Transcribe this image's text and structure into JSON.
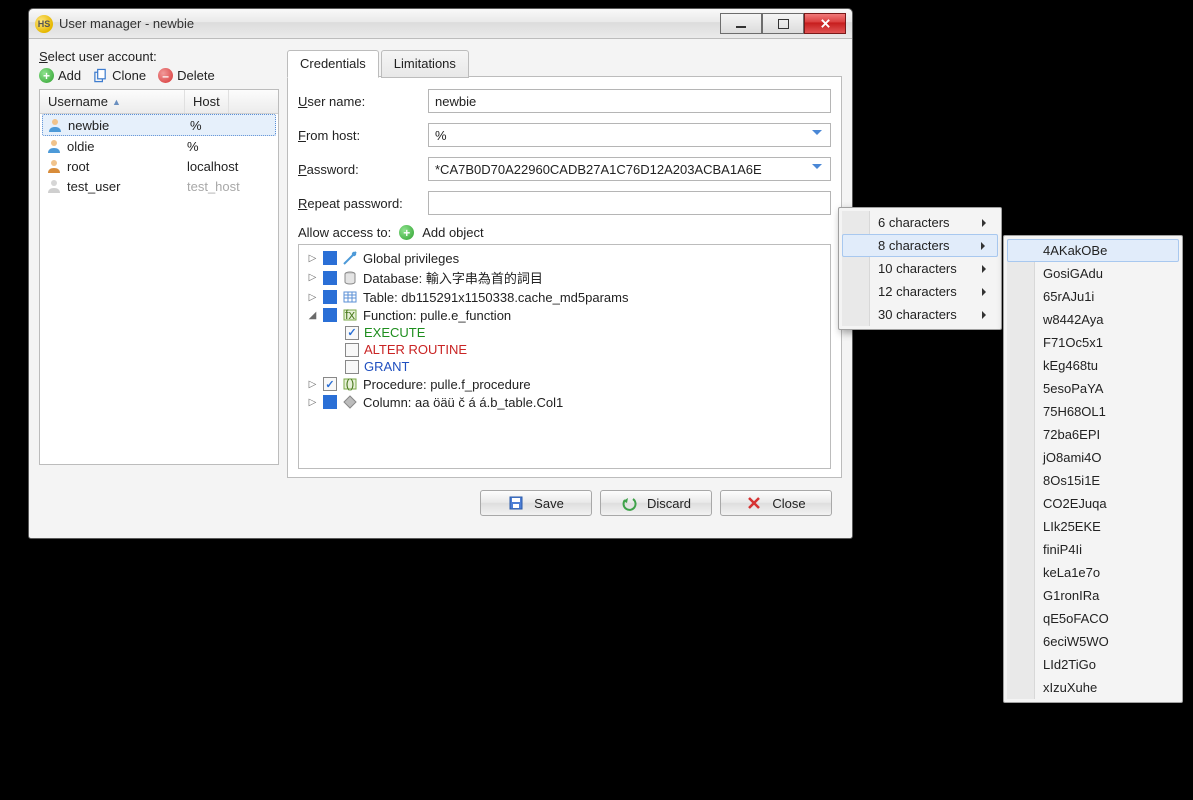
{
  "window": {
    "title": "User manager - newbie"
  },
  "left": {
    "select_label": "Select user account:",
    "add": "Add",
    "clone": "Clone",
    "delete": "Delete",
    "col_user": "Username",
    "col_host": "Host",
    "rows": [
      {
        "user": "newbie",
        "host": "%"
      },
      {
        "user": "oldie",
        "host": "%"
      },
      {
        "user": "root",
        "host": "localhost"
      },
      {
        "user": "test_user",
        "host": "test_host"
      }
    ]
  },
  "tabs": {
    "credentials": "Credentials",
    "limitations": "Limitations"
  },
  "form": {
    "user_label": "User name:",
    "user_value": "newbie",
    "host_label": "From host:",
    "host_value": "%",
    "pass_label": "Password:",
    "pass_value": "*CA7B0D70A22960CADB27A1C76D12A203ACBA1A6E",
    "repeat_label": "Repeat password:",
    "repeat_value": ""
  },
  "allow": {
    "label": "Allow access to:",
    "add_object": "Add object"
  },
  "tree": {
    "n0": "Global privileges",
    "n1": "Database: 輸入字串為首的詞目",
    "n2": "Table: db115291x1150338.cache_md5params",
    "n3": "Function: pulle.e_function",
    "n3a": "EXECUTE",
    "n3b": "ALTER ROUTINE",
    "n3c": "GRANT",
    "n4": "Procedure: pulle.f_procedure",
    "n5": "Column: aa öäü č á á.b_table.Col1"
  },
  "footer": {
    "save": "Save",
    "discard": "Discard",
    "close": "Close"
  },
  "menu1": [
    "6 characters",
    "8 characters",
    "10 characters",
    "12 characters",
    "30 characters"
  ],
  "menu2": [
    "4AKakOBe",
    "GosiGAdu",
    "65rAJu1i",
    "w8442Aya",
    "F71Oc5x1",
    "kEg468tu",
    "5esoPaYA",
    "75H68OL1",
    "72ba6EPI",
    "jO8ami4O",
    "8Os15i1E",
    "CO2EJuqa",
    "LIk25EKE",
    "finiP4Ii",
    "keLa1e7o",
    "G1ronIRa",
    "qE5oFACO",
    "6eciW5WO",
    "LId2TiGo",
    "xIzuXuhe"
  ]
}
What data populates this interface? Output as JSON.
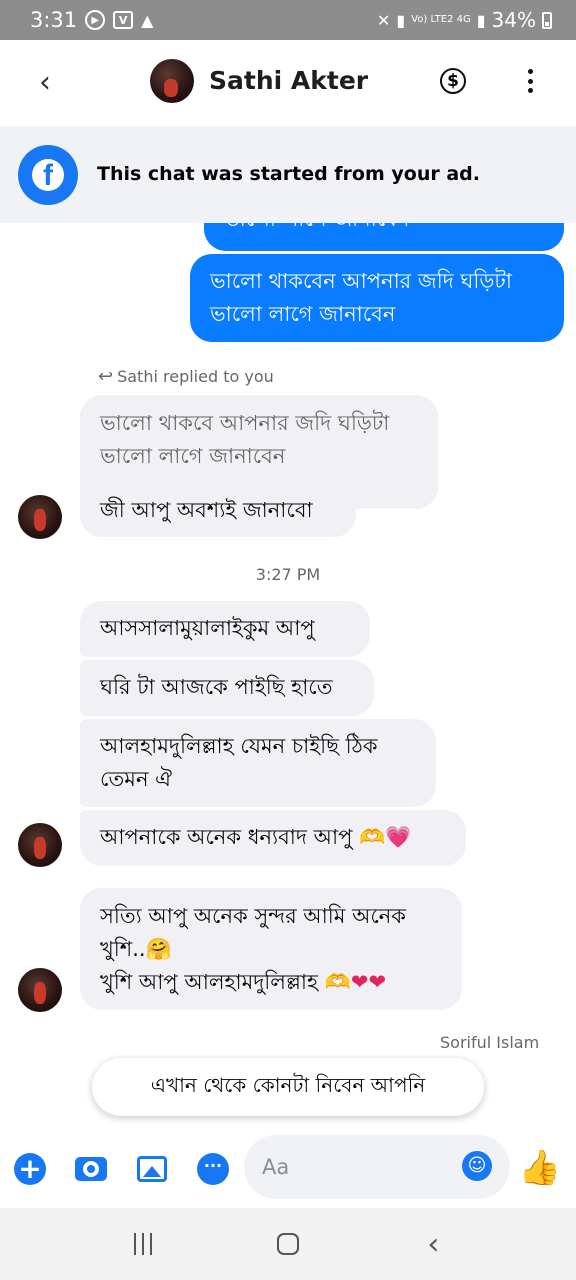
{
  "status_bar": {
    "time": "3:31",
    "battery": "34%",
    "signal_label": "Vo) LTE2 4G"
  },
  "header": {
    "contact_name": "Sathi Akter"
  },
  "ad_banner": {
    "text": "This chat was started from your ad."
  },
  "messages": {
    "out_partial": "ভালো লাগে জানাবেন",
    "out_1_line1": "ভালো থাকবেন আপনার জদি ঘড়িটা",
    "out_1_line2": "ভালো লাগে জানাবেন",
    "reply_note": "Sathi replied to you",
    "quoted_line1": "ভালো থাকবে আপনার জদি ঘড়িটা",
    "quoted_line2": "ভালো লাগে জানাবেন",
    "reply_text": "জী আপু অবশ্যই জানাবো",
    "time_separator": "3:27 PM",
    "in_1": "আসসালামুয়ালাইকুম আপু",
    "in_2": "ঘরি টা আজকে পাইছি হাতে",
    "in_3_line1": "আলহামদুলিল্লাহ যেমন চাইছি ঠিক",
    "in_3_line2": "তেমন ঐ",
    "in_4": "আপনাকে অনেক ধন্যবাদ আপু",
    "in_5_line1": "সত্যি আপু অনেক সুন্দর আমি অনেক",
    "in_5_line2": "খুশি..",
    "in_5_line3": "খুশি আপু আলহামদুলিল্লাহ",
    "sender_label": "Soriful Islam"
  },
  "suggestion": {
    "text": "এখান থেকে কোনটা নিবেন আপনি"
  },
  "composer": {
    "placeholder": "Aa"
  },
  "icons": {
    "back": "chevron-left-icon",
    "payment": "dollar-circle-icon",
    "more": "more-vertical-icon",
    "facebook": "facebook-logo",
    "reply": "reply-arrow-icon",
    "add": "plus-circle-icon",
    "camera": "camera-icon",
    "gallery": "image-icon",
    "chat": "chat-bubble-icon",
    "emoji": "smile-icon",
    "like": "thumbs-up-icon"
  },
  "colors": {
    "accent": "#1877f2",
    "outgoing_bubble": "#0a7cff",
    "incoming_bubble": "#f0f0f5",
    "status_bar": "#8d8d8d"
  }
}
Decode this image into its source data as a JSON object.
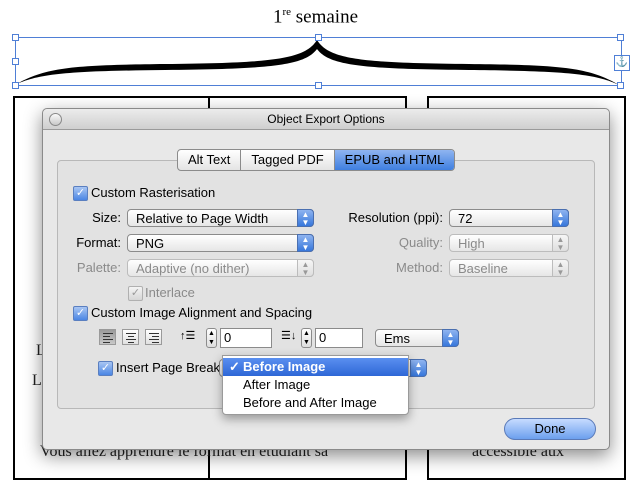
{
  "document": {
    "heading_main": "1",
    "heading_sup": "re",
    "heading_rest": " semaine",
    "bg_left_1": "L",
    "bg_left_2": "L",
    "bg_bottom_left": "Vous allez apprendre le format en étudiant sa",
    "bg_bottom_right": "accessible aux"
  },
  "dialog": {
    "title": "Object Export Options",
    "tabs": [
      {
        "label": "Alt Text",
        "selected": false
      },
      {
        "label": "Tagged PDF",
        "selected": false
      },
      {
        "label": "EPUB and HTML",
        "selected": true
      }
    ],
    "custom_rasterisation": {
      "label": "Custom Rasterisation",
      "checked": true
    },
    "size": {
      "label": "Size:",
      "value": "Relative to Page Width"
    },
    "format": {
      "label": "Format:",
      "value": "PNG"
    },
    "palette": {
      "label": "Palette:",
      "value": "Adaptive (no dither)"
    },
    "interlace": {
      "label": "Interlace",
      "checked": true
    },
    "resolution": {
      "label": "Resolution (ppi):",
      "value": "72"
    },
    "quality": {
      "label": "Quality:",
      "value": "High"
    },
    "method": {
      "label": "Method:",
      "value": "Baseline"
    },
    "custom_alignment": {
      "label": "Custom Image Alignment and Spacing",
      "checked": true
    },
    "space_before": "0",
    "space_after": "0",
    "units": "Ems",
    "insert_page_break": {
      "label": "Insert Page Break",
      "checked": true
    },
    "page_break_menu": [
      "Before Image",
      "After Image",
      "Before and After Image"
    ],
    "page_break_selected": "Before Image",
    "checkmark": "✓",
    "done_label": "Done"
  },
  "colors": {
    "accent": "#3f7fe0",
    "selection": "#2e67d6",
    "frame": "#4f7fd6"
  }
}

▬▬▬▬▬▬▬▬▬▬

◆ GIVEN INSTRUCTION
Would you set down the listing exactly, omitting pictures?

◆ SOLUTION FOR THIS TASK
Transcribe this image's text and structure into JSON.
{
  "window": {
    "title": "User manager - newbie"
  },
  "left": {
    "select_label": "Select user account:",
    "add": "Add",
    "clone": "Clone",
    "delete": "Delete",
    "col_user": "Username",
    "col_host": "Host",
    "rows": [
      {
        "user": "newbie",
        "host": "%"
      },
      {
        "user": "oldie",
        "host": "%"
      },
      {
        "user": "root",
        "host": "localhost"
      },
      {
        "user": "test_user",
        "host": "test_host"
      }
    ]
  },
  "tabs": {
    "credentials": "Credentials",
    "limitations": "Limitations"
  },
  "form": {
    "user_label": "User name:",
    "user_value": "newbie",
    "host_label": "From host:",
    "host_value": "%",
    "pass_label": "Password:",
    "pass_value": "*CA7B0D70A22960CADB27A1C76D12A203ACBA1A6E",
    "repeat_label": "Repeat password:",
    "repeat_value": ""
  },
  "allow": {
    "label": "Allow access to:",
    "add_object": "Add object"
  },
  "tree": {
    "n0": "Global privileges",
    "n1": "Database: 輸入字串為首的詞目",
    "n2": "Table: db115291x1150338.cache_md5params",
    "n3": "Function: pulle.e_function",
    "n3a": "EXECUTE",
    "n3b": "ALTER ROUTINE",
    "n3c": "GRANT",
    "n4": "Procedure: pulle.f_procedure",
    "n5": "Column: aa öäü č á á.b_table.Col1"
  },
  "footer": {
    "save": "Save",
    "discard": "Discard",
    "close": "Close"
  },
  "menu1": [
    "6 characters",
    "8 characters",
    "10 characters",
    "12 characters",
    "30 characters"
  ],
  "menu2": [
    "4AKakOBe",
    "GosiGAdu",
    "65rAJu1i",
    "w8442Aya",
    "F71Oc5x1",
    "kEg468tu",
    "5esoPaYA",
    "75H68OL1",
    "72ba6EPI",
    "jO8ami4O",
    "8Os15i1E",
    "CO2EJuqa",
    "LIk25EKE",
    "finiP4Ii",
    "keLa1e7o",
    "G1ronIRa",
    "qE5oFACO",
    "6eciW5WO",
    "LId2TiGo",
    "xIzuXuhe"
  ]
}
What data populates this interface? Output as JSON.
{
  "status_bar": {
    "time": "3:31",
    "battery": "34%",
    "signal_label": "Vo) LTE2 4G"
  },
  "header": {
    "contact_name": "Sathi Akter"
  },
  "ad_banner": {
    "text": "This chat was started from your ad."
  },
  "messages": {
    "out_partial": "ভালো লাগে জানাবেন",
    "out_1_line1": "ভালো থাকবেন আপনার জদি ঘড়িটা",
    "out_1_line2": "ভালো লাগে জানাবেন",
    "reply_note": "Sathi replied to you",
    "quoted_line1": "ভালো থাকবে আপনার জদি ঘড়িটা",
    "quoted_line2": "ভালো লাগে জানাবেন",
    "reply_text": "জী আপু অবশ্যই জানাবো",
    "time_separator": "3:27 PM",
    "in_1": "আসসালামুয়ালাইকুম আপু",
    "in_2": "ঘরি টা আজকে পাইছি হাতে",
    "in_3_line1": "আলহামদুলিল্লাহ যেমন চাইছি ঠিক",
    "in_3_line2": "তেমন ঐ",
    "in_4": "আপনাকে অনেক ধন্যবাদ আপু",
    "in_5_line1": "সত্যি আপু অনেক সুন্দর আমি অনেক",
    "in_5_line2": "খুশি..",
    "in_5_line3": "খুশি আপু আলহামদুলিল্লাহ",
    "sender_label": "Soriful Islam"
  },
  "suggestion": {
    "text": "এখান থেকে কোনটা নিবেন আপনি"
  },
  "composer": {
    "placeholder": "Aa"
  },
  "icons": {
    "back": "chevron-left-icon",
    "payment": "dollar-circle-icon",
    "more": "more-vertical-icon",
    "facebook": "facebook-logo",
    "reply": "reply-arrow-icon",
    "add": "plus-circle-icon",
    "camera": "camera-icon",
    "gallery": "image-icon",
    "chat": "chat-bubble-icon",
    "emoji": "smile-icon",
    "like": "thumbs-up-icon"
  },
  "colors": {
    "accent": "#1877f2",
    "outgoing_bubble": "#0a7cff",
    "incoming_bubble": "#f0f0f5",
    "status_bar": "#8d8d8d"
  }
}
Decode this image into its source data as a JSON object.
{
  "document": {
    "heading_main": "1",
    "heading_sup": "re",
    "heading_rest": " semaine",
    "bg_left_1": "L",
    "bg_left_2": "L",
    "bg_bottom_left": "Vous allez apprendre le format en étudiant sa",
    "bg_bottom_right": "accessible aux"
  },
  "dialog": {
    "title": "Object Export Options",
    "tabs": [
      {
        "label": "Alt Text",
        "selected": false
      },
      {
        "label": "Tagged PDF",
        "selected": false
      },
      {
        "label": "EPUB and HTML",
        "selected": true
      }
    ],
    "custom_rasterisation": {
      "label": "Custom Rasterisation",
      "checked": true
    },
    "size": {
      "label": "Size:",
      "value": "Relative to Page Width"
    },
    "format": {
      "label": "Format:",
      "value": "PNG"
    },
    "palette": {
      "label": "Palette:",
      "value": "Adaptive (no dither)"
    },
    "interlace": {
      "label": "Interlace",
      "checked": true
    },
    "resolution": {
      "label": "Resolution (ppi):",
      "value": "72"
    },
    "quality": {
      "label": "Quality:",
      "value": "High"
    },
    "method": {
      "label": "Method:",
      "value": "Baseline"
    },
    "custom_alignment": {
      "label": "Custom Image Alignment and Spacing",
      "checked": true
    },
    "space_before": "0",
    "space_after": "0",
    "units": "Ems",
    "insert_page_break": {
      "label": "Insert Page Break",
      "checked": true
    },
    "page_break_menu": [
      "Before Image",
      "After Image",
      "Before and After Image"
    ],
    "page_break_selected": "Before Image",
    "checkmark": "✓",
    "done_label": "Done"
  },
  "colors": {
    "accent": "#3f7fe0",
    "selection": "#2e67d6",
    "frame": "#4f7fd6"
  }
}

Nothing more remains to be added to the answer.